Your instructions ▸ Repeat the whole listing below, word for word.

Information provided ▸

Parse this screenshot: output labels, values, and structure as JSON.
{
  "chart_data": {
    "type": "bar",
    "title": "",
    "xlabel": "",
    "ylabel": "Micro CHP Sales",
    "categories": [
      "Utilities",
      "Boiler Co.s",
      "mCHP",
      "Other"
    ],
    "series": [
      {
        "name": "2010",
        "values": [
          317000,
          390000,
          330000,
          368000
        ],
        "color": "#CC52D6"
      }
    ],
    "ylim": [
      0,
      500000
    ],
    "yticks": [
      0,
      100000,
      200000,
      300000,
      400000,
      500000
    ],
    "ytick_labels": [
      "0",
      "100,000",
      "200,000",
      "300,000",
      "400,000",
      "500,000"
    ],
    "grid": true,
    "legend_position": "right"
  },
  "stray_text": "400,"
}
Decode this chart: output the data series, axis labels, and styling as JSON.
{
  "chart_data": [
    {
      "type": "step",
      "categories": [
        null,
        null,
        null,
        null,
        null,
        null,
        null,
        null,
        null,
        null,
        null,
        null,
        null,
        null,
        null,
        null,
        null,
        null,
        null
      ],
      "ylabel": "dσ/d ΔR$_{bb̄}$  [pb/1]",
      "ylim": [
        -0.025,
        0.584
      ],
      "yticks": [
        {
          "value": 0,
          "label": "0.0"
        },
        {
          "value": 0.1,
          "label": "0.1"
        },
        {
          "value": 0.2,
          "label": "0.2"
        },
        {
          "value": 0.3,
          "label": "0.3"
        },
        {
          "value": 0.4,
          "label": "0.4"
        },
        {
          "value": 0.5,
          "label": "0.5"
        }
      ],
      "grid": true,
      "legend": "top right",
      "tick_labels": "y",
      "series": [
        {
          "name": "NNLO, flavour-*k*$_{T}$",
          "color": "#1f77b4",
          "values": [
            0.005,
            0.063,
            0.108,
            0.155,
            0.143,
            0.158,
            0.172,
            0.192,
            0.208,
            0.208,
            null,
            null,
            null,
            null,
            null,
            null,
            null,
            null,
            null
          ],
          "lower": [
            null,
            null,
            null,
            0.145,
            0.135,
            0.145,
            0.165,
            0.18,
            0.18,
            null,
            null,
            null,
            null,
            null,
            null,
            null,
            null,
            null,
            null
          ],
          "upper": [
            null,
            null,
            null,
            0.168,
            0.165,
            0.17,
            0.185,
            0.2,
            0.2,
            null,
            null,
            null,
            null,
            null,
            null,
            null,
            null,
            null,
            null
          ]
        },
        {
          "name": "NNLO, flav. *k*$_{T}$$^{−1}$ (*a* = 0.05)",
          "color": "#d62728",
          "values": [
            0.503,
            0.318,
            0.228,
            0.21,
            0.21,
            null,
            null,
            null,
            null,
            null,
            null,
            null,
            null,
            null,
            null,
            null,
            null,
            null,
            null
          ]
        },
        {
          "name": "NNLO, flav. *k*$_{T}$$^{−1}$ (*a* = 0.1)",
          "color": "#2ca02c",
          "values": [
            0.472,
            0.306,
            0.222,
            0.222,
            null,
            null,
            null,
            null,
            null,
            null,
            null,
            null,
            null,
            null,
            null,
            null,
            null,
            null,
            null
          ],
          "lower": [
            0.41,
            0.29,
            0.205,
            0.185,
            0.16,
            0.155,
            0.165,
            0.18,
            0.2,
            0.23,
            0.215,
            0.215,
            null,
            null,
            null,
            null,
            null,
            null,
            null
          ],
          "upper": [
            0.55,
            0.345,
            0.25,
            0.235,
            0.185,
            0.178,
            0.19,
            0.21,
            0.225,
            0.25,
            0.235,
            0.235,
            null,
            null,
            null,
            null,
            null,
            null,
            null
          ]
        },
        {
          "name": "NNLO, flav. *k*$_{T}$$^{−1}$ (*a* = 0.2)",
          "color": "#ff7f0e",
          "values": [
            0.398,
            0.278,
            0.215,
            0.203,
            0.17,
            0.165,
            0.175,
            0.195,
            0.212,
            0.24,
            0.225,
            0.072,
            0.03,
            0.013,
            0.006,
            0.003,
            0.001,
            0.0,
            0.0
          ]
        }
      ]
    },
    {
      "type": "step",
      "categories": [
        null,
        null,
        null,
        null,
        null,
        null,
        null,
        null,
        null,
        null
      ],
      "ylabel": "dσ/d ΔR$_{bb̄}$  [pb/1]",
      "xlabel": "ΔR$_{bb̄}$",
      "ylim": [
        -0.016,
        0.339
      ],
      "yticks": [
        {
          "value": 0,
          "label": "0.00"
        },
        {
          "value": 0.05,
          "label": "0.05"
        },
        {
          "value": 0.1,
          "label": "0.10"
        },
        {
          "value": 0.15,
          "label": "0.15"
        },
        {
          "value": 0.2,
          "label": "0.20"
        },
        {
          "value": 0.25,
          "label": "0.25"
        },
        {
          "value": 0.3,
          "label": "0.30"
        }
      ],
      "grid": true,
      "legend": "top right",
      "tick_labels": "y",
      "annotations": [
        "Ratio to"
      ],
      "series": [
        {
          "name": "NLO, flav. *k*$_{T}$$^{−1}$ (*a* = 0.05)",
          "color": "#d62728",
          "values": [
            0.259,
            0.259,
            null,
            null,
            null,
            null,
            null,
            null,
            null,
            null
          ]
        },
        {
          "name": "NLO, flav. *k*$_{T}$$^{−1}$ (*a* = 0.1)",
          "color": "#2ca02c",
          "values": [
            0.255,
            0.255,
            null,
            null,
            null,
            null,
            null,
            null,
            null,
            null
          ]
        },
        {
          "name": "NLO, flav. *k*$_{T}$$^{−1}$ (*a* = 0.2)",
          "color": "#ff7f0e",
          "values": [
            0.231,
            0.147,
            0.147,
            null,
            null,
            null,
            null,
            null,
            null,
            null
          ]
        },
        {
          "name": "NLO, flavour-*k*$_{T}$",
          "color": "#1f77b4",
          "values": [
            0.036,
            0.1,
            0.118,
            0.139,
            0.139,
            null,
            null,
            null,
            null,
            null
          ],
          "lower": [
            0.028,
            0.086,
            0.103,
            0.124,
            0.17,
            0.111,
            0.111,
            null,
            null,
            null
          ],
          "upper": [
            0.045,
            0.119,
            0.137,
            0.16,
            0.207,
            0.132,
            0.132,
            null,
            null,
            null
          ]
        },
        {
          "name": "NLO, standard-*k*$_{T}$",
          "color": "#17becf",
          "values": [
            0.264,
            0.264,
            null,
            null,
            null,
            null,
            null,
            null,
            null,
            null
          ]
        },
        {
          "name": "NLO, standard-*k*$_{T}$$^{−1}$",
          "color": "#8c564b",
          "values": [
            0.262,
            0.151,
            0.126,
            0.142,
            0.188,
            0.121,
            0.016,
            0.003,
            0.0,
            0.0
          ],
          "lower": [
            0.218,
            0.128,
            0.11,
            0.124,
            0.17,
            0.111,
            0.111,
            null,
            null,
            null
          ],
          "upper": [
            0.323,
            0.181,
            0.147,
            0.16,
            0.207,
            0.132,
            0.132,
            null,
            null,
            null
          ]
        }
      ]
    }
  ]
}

Result for this task ▸
Parse this screenshot: output labels, values, and structure as JSON.
{
  "chart_data": {
    "type": "bar",
    "title": "",
    "xlabel": "",
    "ylabel": "Micro CHP Sales",
    "categories": [
      "Utilities",
      "Boiler Co.s",
      "mCHP",
      "Other"
    ],
    "series": [
      {
        "name": "2010",
        "values": [
          317000,
          390000,
          330000,
          368000
        ],
        "color": "#CC52D6"
      }
    ],
    "ylim": [
      0,
      500000
    ],
    "yticks": [
      0,
      100000,
      200000,
      300000,
      400000,
      500000
    ],
    "ytick_labels": [
      "0",
      "100,000",
      "200,000",
      "300,000",
      "400,000",
      "500,000"
    ],
    "grid": true,
    "legend_position": "right"
  },
  "stray_text": "400,"
}
Decode this chart: output the data series, axis labels, and styling as JSON.
{
  "chart_data": [
    {
      "type": "step",
      "categories": [
        null,
        null,
        null,
        null,
        null,
        null,
        null,
        null,
        null,
        null,
        null,
        null,
        null,
        null,
        null,
        null,
        null,
        null,
        null
      ],
      "ylabel": "dσ/d ΔR$_{bb̄}$  [pb/1]",
      "ylim": [
        -0.025,
        0.584
      ],
      "yticks": [
        {
          "value": 0,
          "label": "0.0"
        },
        {
          "value": 0.1,
          "label": "0.1"
        },
        {
          "value": 0.2,
          "label": "0.2"
        },
        {
          "value": 0.3,
          "label": "0.3"
        },
        {
          "value": 0.4,
          "label": "0.4"
        },
        {
          "value": 0.5,
          "label": "0.5"
        }
      ],
      "grid": true,
      "legend": "top right",
      "tick_labels": "y",
      "series": [
        {
          "name": "NNLO, flavour-*k*$_{T}$",
          "color": "#1f77b4",
          "values": [
            0.005,
            0.063,
            0.108,
            0.155,
            0.143,
            0.158,
            0.172,
            0.192,
            0.208,
            0.208,
            null,
            null,
            null,
            null,
            null,
            null,
            null,
            null,
            null
          ],
          "lower": [
            null,
            null,
            null,
            0.145,
            0.135,
            0.145,
            0.165,
            0.18,
            0.18,
            null,
            null,
            null,
            null,
            null,
            null,
            null,
            null,
            null,
            null
          ],
          "upper": [
            null,
            null,
            null,
            0.168,
            0.165,
            0.17,
            0.185,
            0.2,
            0.2,
            null,
            null,
            null,
            null,
            null,
            null,
            null,
            null,
            null,
            null
          ]
        },
        {
          "name": "NNLO, flav. *k*$_{T}$$^{−1}$ (*a* = 0.05)",
          "color": "#d62728",
          "values": [
            0.503,
            0.318,
            0.228,
            0.21,
            0.21,
            null,
            null,
            null,
            null,
            null,
            null,
            null,
            null,
            null,
            null,
            null,
            null,
            null,
            null
          ]
        },
        {
          "name": "NNLO, flav. *k*$_{T}$$^{−1}$ (*a* = 0.1)",
          "color": "#2ca02c",
          "values": [
            0.472,
            0.306,
            0.222,
            0.222,
            null,
            null,
            null,
            null,
            null,
            null,
            null,
            null,
            null,
            null,
            null,
            null,
            null,
            null,
            null
          ],
          "lower": [
            0.41,
            0.29,
            0.205,
            0.185,
            0.16,
            0.155,
            0.165,
            0.18,
            0.2,
            0.23,
            0.215,
            0.215,
            null,
            null,
            null,
            null,
            null,
            null,
            null
          ],
          "upper": [
            0.55,
            0.345,
            0.25,
            0.235,
            0.185,
            0.178,
            0.19,
            0.21,
            0.225,
            0.25,
            0.235,
            0.235,
            null,
            null,
            null,
            null,
            null,
            null,
            null
          ]
        },
        {
          "name": "NNLO, flav. *k*$_{T}$$^{−1}$ (*a* = 0.2)",
          "color": "#ff7f0e",
          "values": [
            0.398,
            0.278,
            0.215,
            0.203,
            0.17,
            0.165,
            0.175,
            0.195,
            0.212,
            0.24,
            0.225,
            0.072,
            0.03,
            0.013,
            0.006,
            0.003,
            0.001,
            0.0,
            0.0
          ]
        }
      ]
    },
    {
      "type": "step",
      "categories": [
        null,
        null,
        null,
        null,
        null,
        null,
        null,
        null,
        null,
        null
      ],
      "ylabel": "dσ/d ΔR$_{bb̄}$  [pb/1]",
      "xlabel": "ΔR$_{bb̄}$",
      "ylim": [
        -0.016,
        0.339
      ],
      "yticks": [
        {
          "value": 0,
          "label": "0.00"
        },
        {
          "value": 0.05,
          "label": "0.05"
        },
        {
          "value": 0.1,
          "label": "0.10"
        },
        {
          "value": 0.15,
          "label": "0.15"
        },
        {
          "value": 0.2,
          "label": "0.20"
        },
        {
          "value": 0.25,
          "label": "0.25"
        },
        {
          "value": 0.3,
          "label": "0.30"
        }
      ],
      "grid": true,
      "legend": "top right",
      "tick_labels": "y",
      "annotations": [
        "Ratio to"
      ],
      "series": [
        {
          "name": "NLO, flav. *k*$_{T}$$^{−1}$ (*a* = 0.05)",
          "color": "#d62728",
          "values": [
            0.259,
            0.259,
            null,
            null,
            null,
            null,
            null,
            null,
            null,
            null
          ]
        },
        {
          "name": "NLO, flav. *k*$_{T}$$^{−1}$ (*a* = 0.1)",
          "color": "#2ca02c",
          "values": [
            0.255,
            0.255,
            null,
            null,
            null,
            null,
            null,
            null,
            null,
            null
          ]
        },
        {
          "name": "NLO, flav. *k*$_{T}$$^{−1}$ (*a* = 0.2)",
          "color": "#ff7f0e",
          "values": [
            0.231,
            0.147,
            0.147,
            null,
            null,
            null,
            null,
            null,
            null,
            null
          ]
        },
        {
          "name": "NLO, flavour-*k*$_{T}$",
          "color": "#1f77b4",
          "values": [
            0.036,
            0.1,
            0.118,
            0.139,
            0.139,
            null,
            null,
            null,
            null,
            null
          ],
          "lower": [
            0.028,
            0.086,
            0.103,
            0.124,
            0.17,
            0.111,
            0.111,
            null,
            null,
            null
          ],
          "upper": [
            0.045,
            0.119,
            0.137,
            0.16,
            0.207,
            0.132,
            0.132,
            null,
            null,
            null
          ]
        },
        {
          "name": "NLO, standard-*k*$_{T}$",
          "color": "#17becf",
          "values": [
            0.264,
            0.264,
            null,
            null,
            null,
            null,
            null,
            null,
            null,
            null
          ]
        },
        {
          "name": "NLO, standard-*k*$_{T}$$^{−1}$",
          "color": "#8c564b",
          "values": [
            0.262,
            0.151,
            0.126,
            0.142,
            0.188,
            0.121,
            0.016,
            0.003,
            0.0,
            0.0
          ],
          "lower": [
            0.218,
            0.128,
            0.11,
            0.124,
            0.17,
            0.111,
            0.111,
            null,
            null,
            null
          ],
          "upper": [
            0.323,
            0.181,
            0.147,
            0.16,
            0.207,
            0.132,
            0.132,
            null,
            null,
            null
          ]
        }
      ]
    }
  ]
}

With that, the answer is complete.